# [Problem to solve]
Scan the records below for lines with the word "Gabriela", then state how many you find and nothing else.

# [Provided data]

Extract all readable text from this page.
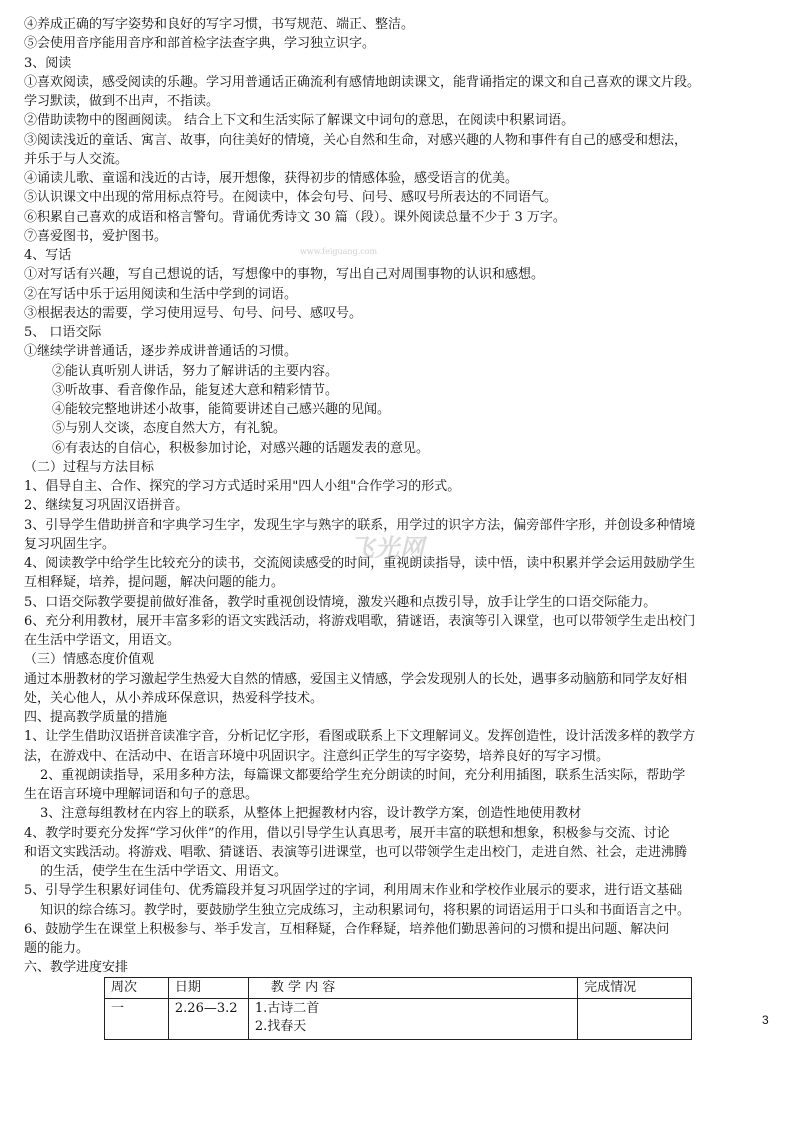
④养成正确的写字姿势和良好的写字习惯，书写规范、端正、整洁。
⑤会使用音序能用音序和部首检字法查字典，学习独立识字。
3、阅读
①喜欢阅读，感受阅读的乐趣。学习用普通话正确流利有感情地朗读课文，能背诵指定的课文和自己喜欢的课文片段。
学习默读，做到不出声，不指读。
②借助读物中的图画阅读。 结合上下文和生活实际了解课文中词句的意思，在阅读中积累词语。
③阅读浅近的童话、寓言、故事，向往美好的情境，关心自然和生命，对感兴趣的人物和事件有自己的感受和想法，
并乐于与人交流。
④诵读儿歌、童谣和浅近的古诗，展开想像，获得初步的情感体验，感受语言的优美。
⑤认识课文中出现的常用标点符号。在阅读中，体会句号、问号、感叹号所表达的不同语气。
⑥积累自己喜欢的成语和格言警句。背诵优秀诗文 30 篇（段）。课外阅读总量不少于 3 万字。
⑦喜爱图书，爱护图书。
4、写话
①对写话有兴趣，写自己想说的话，写想像中的事物，写出自己对周围事物的认识和感想。
②在写话中乐于运用阅读和生活中学到的词语。
③根据表达的需要，学习使用逗号、句号、问号、感叹号。
5、 口语交际
①继续学讲普通话，逐步养成讲普通话的习惯。
②能认真听别人讲话，努力了解讲话的主要内容。
③听故事、看音像作品，能复述大意和精彩情节。
④能较完整地讲述小故事，能简要讲述自己感兴趣的见闻。
⑤与别人交谈，态度自然大方，有礼貌。
⑥有表达的自信心，积极参加讨论，对感兴趣的话题发表的意见。
（二）过程与方法目标
1、倡导自主、合作、探究的学习方式适时采用"四人小组"合作学习的形式。
2、继续复习巩固汉语拼音。
3、引导学生借助拼音和字典学习生字，发现生字与熟字的联系，用学过的识字方法，偏旁部件字形，并创设多种情境
复习巩固生字。
4、阅读教学中给学生比较充分的读书，交流阅读感受的时间，重视朗读指导，读中悟，读中积累并学会运用鼓励学生
互相释疑，培养，提问题，解决问题的能力。
5、口语交际教学要提前做好准备，教学时重视创设情境，激发兴趣和点拨引导，放手让学生的口语交际能力。
6、充分利用教材，展开丰富多彩的语文实践活动，将游戏唱歌，猜谜语，表演等引入课堂，也可以带领学生走出校门
在生活中学语文，用语文。
（三）情感态度价值观
通过本册教材的学习激起学生热爱大自然的情感，爱国主义情感，学会发现别人的长处，遇事多动脑筋和同学友好相
处，关心他人，从小养成环保意识，热爱科学技术。
四、提高教学质量的措施
1、让学生借助汉语拼音读准字音，分析记忆字形，看图或联系上下文理解词义。发挥创造性，设计活泼多样的教学方
法，在游戏中、在活动中、在语言环境中巩固识字。注意纠正学生的写字姿势，培养良好的写字习惯。
2、重视朗读指导，采用多种方法，每篇课文都要给学生充分朗读的时间，充分利用插图，联系生活实际，帮助学
生在语言环境中理解词语和句子的意思。
3、注意每组教材在内容上的联系，从整体上把握教材内容，设计教学方案，创造性地使用教材
4、教学时要充分发挥“学习伙伴”的作用，借以引导学生认真思考，展开丰富的联想和想象，积极参与交流、讨论
和语文实践活动。将游戏、唱歌、猜谜语、表演等引进课堂，也可以带领学生走出校门，走进自然、社会，走进沸腾
的生活，使学生在生活中学语文、用语文。
5、引导学生积累好词佳句、优秀篇段并复习巩固学过的字词，利用周末作业和学校作业展示的要求，进行语文基础
知识的综合练习。教学时，要鼓励学生独立完成练习，主动积累词句，将积累的词语运用于口头和书面语言之中。
6、鼓励学生在课堂上积极参与、举手发言，互相释疑，合作释疑，培养他们勤思善问的习惯和提出问题、解决问
题的能力。
六、教学进度安排
www.feiguang.com
飞光网
周次	日期	教 学 内 容	完成情况
一	2.26—3.2	1.古诗二首
2.找春天	
		3
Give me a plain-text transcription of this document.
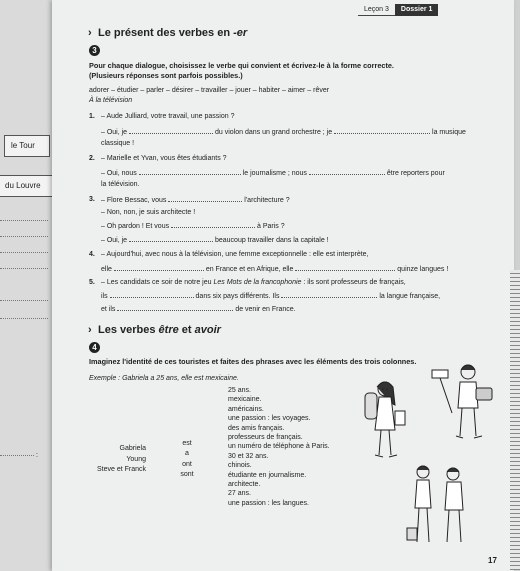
le Tour
du Louvre
:
Leçon 3	Dossier 1
› Le présent des verbes en -er
3
Pour chaque dialogue, choisissez le verbe qui convient et écrivez-le à la forme correcte.
(Plusieurs réponses sont parfois possibles.)
adorer – étudier – parler – désirer – travailler – jouer – habiter – aimer – rêver
À la télévision
1. – Aude Julliard, votre travail, une passion ?
– Oui, je	du violon dans un grand orchestre ; je	la musique
classique !
2. – Marielle et Yvan, vous êtes étudiants ?
– Oui, nous	le journalisme ; nous	être reporters pour
la télévision.
3. – Flore Bessac, vous	l'architecture ?
– Non, non, je suis architecte !
– Oh pardon ! Et vous	à Paris ?
– Oui, je	beaucoup travailler dans la capitale !
4. – Aujourd'hui, avec nous à la télévision, une femme exceptionnelle : elle est interprète,
elle	en France et en Afrique, elle	quinze langues !
5. – Les candidats ce soir de notre jeu Les Mots de la francophonie : ils sont professeurs de français,
ils	dans six pays différents. Ils	la langue française,
et ils	de venir en France.
› Les verbes être et avoir
4
Imaginez l'identité de ces touristes et faites des phrases avec les éléments des trois colonnes.
Exemple : Gabriela a 25 ans, elle est mexicaine.
Gabriela
Young
Steve et Franck
est
a
ont
sont
25 ans.
mexicaine.
américains.
une passion : les voyages.
des amis français.
professeurs de français.
un numéro de téléphone à Paris.
30 et 32 ans.
chinois.
étudiante en journalisme.
architecte.
27 ans.
une passion : les langues.
17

# [Solution]
2